__Problem description__: Reproduce the listing below exactly, minus its pictures.

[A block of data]
-- -- --

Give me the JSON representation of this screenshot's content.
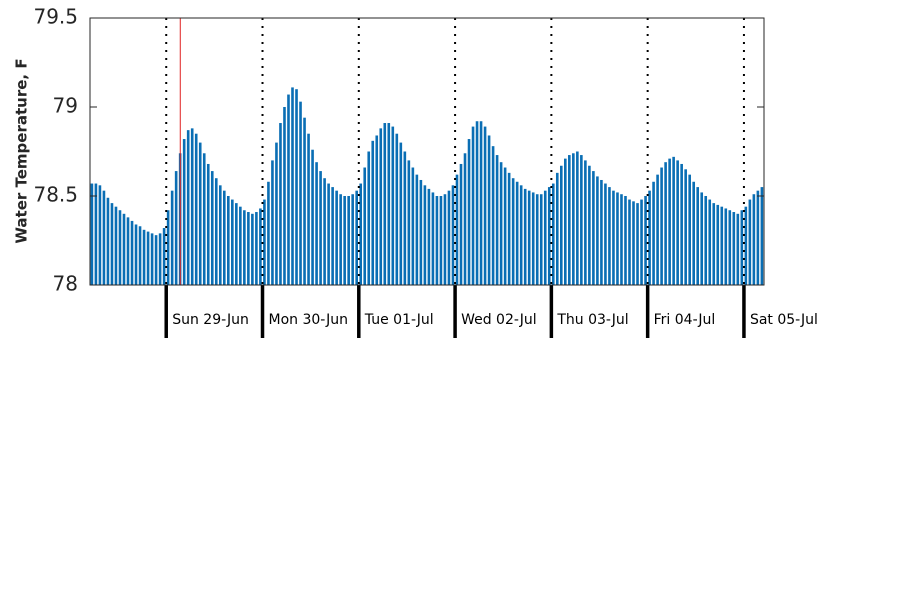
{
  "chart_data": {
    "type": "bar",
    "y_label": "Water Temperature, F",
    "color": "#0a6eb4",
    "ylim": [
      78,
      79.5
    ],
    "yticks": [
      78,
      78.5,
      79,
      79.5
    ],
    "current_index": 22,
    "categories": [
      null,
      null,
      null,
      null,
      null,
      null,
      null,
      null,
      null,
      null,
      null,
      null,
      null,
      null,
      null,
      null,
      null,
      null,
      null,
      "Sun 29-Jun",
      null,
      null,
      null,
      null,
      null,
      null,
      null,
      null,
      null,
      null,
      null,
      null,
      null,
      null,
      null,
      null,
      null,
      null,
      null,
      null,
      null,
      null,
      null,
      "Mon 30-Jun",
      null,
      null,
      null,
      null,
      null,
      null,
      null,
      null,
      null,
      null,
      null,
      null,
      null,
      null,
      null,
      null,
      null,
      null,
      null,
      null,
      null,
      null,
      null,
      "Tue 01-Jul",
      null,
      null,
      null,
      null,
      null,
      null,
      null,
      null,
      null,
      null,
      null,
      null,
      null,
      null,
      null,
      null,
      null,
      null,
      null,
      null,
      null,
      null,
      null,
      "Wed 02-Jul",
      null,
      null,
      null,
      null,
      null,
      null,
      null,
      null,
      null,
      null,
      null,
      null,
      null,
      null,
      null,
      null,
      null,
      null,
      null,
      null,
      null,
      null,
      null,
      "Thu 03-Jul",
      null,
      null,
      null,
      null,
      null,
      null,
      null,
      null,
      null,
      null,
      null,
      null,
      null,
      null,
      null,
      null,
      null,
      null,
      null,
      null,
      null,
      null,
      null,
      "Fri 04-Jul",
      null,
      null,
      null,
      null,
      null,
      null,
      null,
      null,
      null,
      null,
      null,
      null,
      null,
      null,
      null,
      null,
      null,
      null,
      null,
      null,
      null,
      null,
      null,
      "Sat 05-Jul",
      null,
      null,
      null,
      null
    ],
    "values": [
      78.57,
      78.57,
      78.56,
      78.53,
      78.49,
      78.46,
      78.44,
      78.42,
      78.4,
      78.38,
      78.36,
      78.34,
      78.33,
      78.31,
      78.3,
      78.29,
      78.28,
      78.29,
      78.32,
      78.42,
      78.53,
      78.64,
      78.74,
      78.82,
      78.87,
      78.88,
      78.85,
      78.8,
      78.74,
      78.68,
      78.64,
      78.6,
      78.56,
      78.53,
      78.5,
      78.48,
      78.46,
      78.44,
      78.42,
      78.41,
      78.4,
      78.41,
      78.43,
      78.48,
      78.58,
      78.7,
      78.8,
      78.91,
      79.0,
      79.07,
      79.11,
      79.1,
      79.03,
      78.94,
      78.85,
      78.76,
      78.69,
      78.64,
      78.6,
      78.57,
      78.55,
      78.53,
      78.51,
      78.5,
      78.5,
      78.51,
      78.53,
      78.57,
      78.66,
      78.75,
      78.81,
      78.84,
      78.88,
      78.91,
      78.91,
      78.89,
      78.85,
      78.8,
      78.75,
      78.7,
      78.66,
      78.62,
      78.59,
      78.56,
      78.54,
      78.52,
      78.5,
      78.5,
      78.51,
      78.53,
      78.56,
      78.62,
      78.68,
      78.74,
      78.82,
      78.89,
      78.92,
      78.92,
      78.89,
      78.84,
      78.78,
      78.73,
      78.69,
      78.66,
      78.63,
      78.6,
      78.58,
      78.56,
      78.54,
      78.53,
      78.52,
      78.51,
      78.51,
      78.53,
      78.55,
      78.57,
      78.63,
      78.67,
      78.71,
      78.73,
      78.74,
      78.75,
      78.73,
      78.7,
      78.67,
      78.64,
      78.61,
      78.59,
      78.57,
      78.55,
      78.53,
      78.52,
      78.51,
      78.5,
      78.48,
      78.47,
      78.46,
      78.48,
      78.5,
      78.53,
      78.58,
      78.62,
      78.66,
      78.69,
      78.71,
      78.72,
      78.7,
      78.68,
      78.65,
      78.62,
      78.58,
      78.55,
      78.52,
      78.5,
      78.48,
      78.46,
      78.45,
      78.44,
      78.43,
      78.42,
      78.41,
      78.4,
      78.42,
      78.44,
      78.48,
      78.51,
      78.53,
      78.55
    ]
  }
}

-- -- --

__Result__:
Give me the JSON representation of this screenshot's content.
{
  "chart_data": {
    "type": "bar",
    "y_label": "Water Temperature, F",
    "color": "#0a6eb4",
    "ylim": [
      78,
      79.5
    ],
    "yticks": [
      78,
      78.5,
      79,
      79.5
    ],
    "current_index": 22,
    "categories": [
      null,
      null,
      null,
      null,
      null,
      null,
      null,
      null,
      null,
      null,
      null,
      null,
      null,
      null,
      null,
      null,
      null,
      null,
      null,
      "Sun 29-Jun",
      null,
      null,
      null,
      null,
      null,
      null,
      null,
      null,
      null,
      null,
      null,
      null,
      null,
      null,
      null,
      null,
      null,
      null,
      null,
      null,
      null,
      null,
      null,
      "Mon 30-Jun",
      null,
      null,
      null,
      null,
      null,
      null,
      null,
      null,
      null,
      null,
      null,
      null,
      null,
      null,
      null,
      null,
      null,
      null,
      null,
      null,
      null,
      null,
      null,
      "Tue 01-Jul",
      null,
      null,
      null,
      null,
      null,
      null,
      null,
      null,
      null,
      null,
      null,
      null,
      null,
      null,
      null,
      null,
      null,
      null,
      null,
      null,
      null,
      null,
      null,
      "Wed 02-Jul",
      null,
      null,
      null,
      null,
      null,
      null,
      null,
      null,
      null,
      null,
      null,
      null,
      null,
      null,
      null,
      null,
      null,
      null,
      null,
      null,
      null,
      null,
      null,
      "Thu 03-Jul",
      null,
      null,
      null,
      null,
      null,
      null,
      null,
      null,
      null,
      null,
      null,
      null,
      null,
      null,
      null,
      null,
      null,
      null,
      null,
      null,
      null,
      null,
      null,
      "Fri 04-Jul",
      null,
      null,
      null,
      null,
      null,
      null,
      null,
      null,
      null,
      null,
      null,
      null,
      null,
      null,
      null,
      null,
      null,
      null,
      null,
      null,
      null,
      null,
      null,
      "Sat 05-Jul",
      null,
      null,
      null,
      null
    ],
    "values": [
      78.57,
      78.57,
      78.56,
      78.53,
      78.49,
      78.46,
      78.44,
      78.42,
      78.4,
      78.38,
      78.36,
      78.34,
      78.33,
      78.31,
      78.3,
      78.29,
      78.28,
      78.29,
      78.32,
      78.42,
      78.53,
      78.64,
      78.74,
      78.82,
      78.87,
      78.88,
      78.85,
      78.8,
      78.74,
      78.68,
      78.64,
      78.6,
      78.56,
      78.53,
      78.5,
      78.48,
      78.46,
      78.44,
      78.42,
      78.41,
      78.4,
      78.41,
      78.43,
      78.48,
      78.58,
      78.7,
      78.8,
      78.91,
      79.0,
      79.07,
      79.11,
      79.1,
      79.03,
      78.94,
      78.85,
      78.76,
      78.69,
      78.64,
      78.6,
      78.57,
      78.55,
      78.53,
      78.51,
      78.5,
      78.5,
      78.51,
      78.53,
      78.57,
      78.66,
      78.75,
      78.81,
      78.84,
      78.88,
      78.91,
      78.91,
      78.89,
      78.85,
      78.8,
      78.75,
      78.7,
      78.66,
      78.62,
      78.59,
      78.56,
      78.54,
      78.52,
      78.5,
      78.5,
      78.51,
      78.53,
      78.56,
      78.62,
      78.68,
      78.74,
      78.82,
      78.89,
      78.92,
      78.92,
      78.89,
      78.84,
      78.78,
      78.73,
      78.69,
      78.66,
      78.63,
      78.6,
      78.58,
      78.56,
      78.54,
      78.53,
      78.52,
      78.51,
      78.51,
      78.53,
      78.55,
      78.57,
      78.63,
      78.67,
      78.71,
      78.73,
      78.74,
      78.75,
      78.73,
      78.7,
      78.67,
      78.64,
      78.61,
      78.59,
      78.57,
      78.55,
      78.53,
      78.52,
      78.51,
      78.5,
      78.48,
      78.47,
      78.46,
      78.48,
      78.5,
      78.53,
      78.58,
      78.62,
      78.66,
      78.69,
      78.71,
      78.72,
      78.7,
      78.68,
      78.65,
      78.62,
      78.58,
      78.55,
      78.52,
      78.5,
      78.48,
      78.46,
      78.45,
      78.44,
      78.43,
      78.42,
      78.41,
      78.4,
      78.42,
      78.44,
      78.48,
      78.51,
      78.53,
      78.55
    ]
  }
}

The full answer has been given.